» Aim: Copy the lines holding the word "καλής", all of them.

[Excerpt from a dataset]
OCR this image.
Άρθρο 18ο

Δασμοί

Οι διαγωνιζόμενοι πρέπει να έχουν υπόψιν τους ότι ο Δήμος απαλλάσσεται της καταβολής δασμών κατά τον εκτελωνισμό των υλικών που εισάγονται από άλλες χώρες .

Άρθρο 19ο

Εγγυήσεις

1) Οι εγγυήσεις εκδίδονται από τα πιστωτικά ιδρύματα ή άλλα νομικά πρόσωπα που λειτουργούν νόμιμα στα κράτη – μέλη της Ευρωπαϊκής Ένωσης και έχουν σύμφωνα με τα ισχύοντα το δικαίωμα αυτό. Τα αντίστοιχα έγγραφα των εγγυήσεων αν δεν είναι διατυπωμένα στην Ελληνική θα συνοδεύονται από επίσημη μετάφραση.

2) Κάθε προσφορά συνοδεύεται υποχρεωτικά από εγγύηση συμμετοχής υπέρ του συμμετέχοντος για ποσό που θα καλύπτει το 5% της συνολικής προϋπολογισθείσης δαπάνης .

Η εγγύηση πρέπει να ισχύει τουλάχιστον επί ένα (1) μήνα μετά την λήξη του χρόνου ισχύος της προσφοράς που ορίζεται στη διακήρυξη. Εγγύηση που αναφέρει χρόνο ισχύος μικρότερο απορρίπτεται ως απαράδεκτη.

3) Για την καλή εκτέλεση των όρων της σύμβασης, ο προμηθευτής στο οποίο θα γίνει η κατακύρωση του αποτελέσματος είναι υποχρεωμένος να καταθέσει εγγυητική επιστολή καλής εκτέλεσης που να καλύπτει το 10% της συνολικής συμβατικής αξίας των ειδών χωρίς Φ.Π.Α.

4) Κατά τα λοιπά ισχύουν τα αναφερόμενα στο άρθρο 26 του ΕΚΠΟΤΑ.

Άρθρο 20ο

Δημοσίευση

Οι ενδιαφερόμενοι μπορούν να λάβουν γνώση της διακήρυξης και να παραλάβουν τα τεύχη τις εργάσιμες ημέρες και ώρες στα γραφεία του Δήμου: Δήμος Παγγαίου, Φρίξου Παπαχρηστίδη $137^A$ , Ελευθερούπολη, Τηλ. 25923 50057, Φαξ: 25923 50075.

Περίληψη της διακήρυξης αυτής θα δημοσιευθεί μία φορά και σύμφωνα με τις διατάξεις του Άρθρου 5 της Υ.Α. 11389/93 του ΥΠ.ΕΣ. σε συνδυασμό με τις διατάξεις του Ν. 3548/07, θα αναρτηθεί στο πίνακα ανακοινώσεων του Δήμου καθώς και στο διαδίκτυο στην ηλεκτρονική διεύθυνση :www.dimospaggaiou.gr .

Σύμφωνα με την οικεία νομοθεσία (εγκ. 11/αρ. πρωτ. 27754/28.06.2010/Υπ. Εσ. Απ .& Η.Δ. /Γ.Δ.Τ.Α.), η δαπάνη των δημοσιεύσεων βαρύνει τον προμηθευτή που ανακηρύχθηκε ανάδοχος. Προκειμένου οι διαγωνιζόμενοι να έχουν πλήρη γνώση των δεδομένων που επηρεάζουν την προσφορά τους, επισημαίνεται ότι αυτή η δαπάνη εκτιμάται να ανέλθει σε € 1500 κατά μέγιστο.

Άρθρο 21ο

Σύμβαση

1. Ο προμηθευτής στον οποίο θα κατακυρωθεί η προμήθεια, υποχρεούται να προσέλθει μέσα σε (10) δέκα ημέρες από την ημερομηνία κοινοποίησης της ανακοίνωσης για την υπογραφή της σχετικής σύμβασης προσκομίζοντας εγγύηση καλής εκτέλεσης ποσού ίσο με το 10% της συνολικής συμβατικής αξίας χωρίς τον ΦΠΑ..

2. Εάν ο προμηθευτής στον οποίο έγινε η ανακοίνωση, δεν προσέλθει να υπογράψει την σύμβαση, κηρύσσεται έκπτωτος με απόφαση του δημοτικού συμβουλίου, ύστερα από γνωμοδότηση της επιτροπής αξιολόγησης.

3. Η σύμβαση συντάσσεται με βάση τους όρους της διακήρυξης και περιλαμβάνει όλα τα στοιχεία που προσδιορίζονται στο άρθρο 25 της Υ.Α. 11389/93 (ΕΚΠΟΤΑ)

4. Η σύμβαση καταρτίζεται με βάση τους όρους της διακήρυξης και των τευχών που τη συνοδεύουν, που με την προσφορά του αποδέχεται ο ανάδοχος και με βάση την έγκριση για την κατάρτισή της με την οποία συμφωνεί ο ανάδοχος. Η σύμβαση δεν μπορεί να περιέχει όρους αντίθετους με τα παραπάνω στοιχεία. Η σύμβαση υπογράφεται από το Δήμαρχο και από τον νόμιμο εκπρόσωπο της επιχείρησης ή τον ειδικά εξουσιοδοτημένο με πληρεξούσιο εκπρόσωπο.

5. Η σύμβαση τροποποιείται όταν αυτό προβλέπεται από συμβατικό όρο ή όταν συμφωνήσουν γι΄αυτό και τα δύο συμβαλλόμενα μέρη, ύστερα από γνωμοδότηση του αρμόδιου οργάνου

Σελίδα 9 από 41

» Exercise result:
3) Για την καλή εκτέλεση των όρων της σύμβασης, ο προμηθευτής στο οποίο θα γίνει η κατακύρωση του αποτελέσματος είναι υποχρεωμένος να καταθέσει εγγυητική επιστολή καλής εκτέλεσης που να καλύπτει το 10% της συνολικής συμβατικής αξίας των ειδών χωρίς Φ.Π.Α.
1. Ο προμηθευτής στον οποίο θα κατακυρωθεί η προμήθεια, υποχρεούται να προσέλθει μέσα σε (10) δέκα ημέρες από την ημερομηνία κοινοποίησης της ανακοίνωσης για την υπογραφή της σχετικής σύμβασης προσκομίζοντας εγγύηση καλής εκτέλεσης ποσού ίσο με το 10% της συνολικής συμβατικής αξίας χωρίς τον ΦΠΑ..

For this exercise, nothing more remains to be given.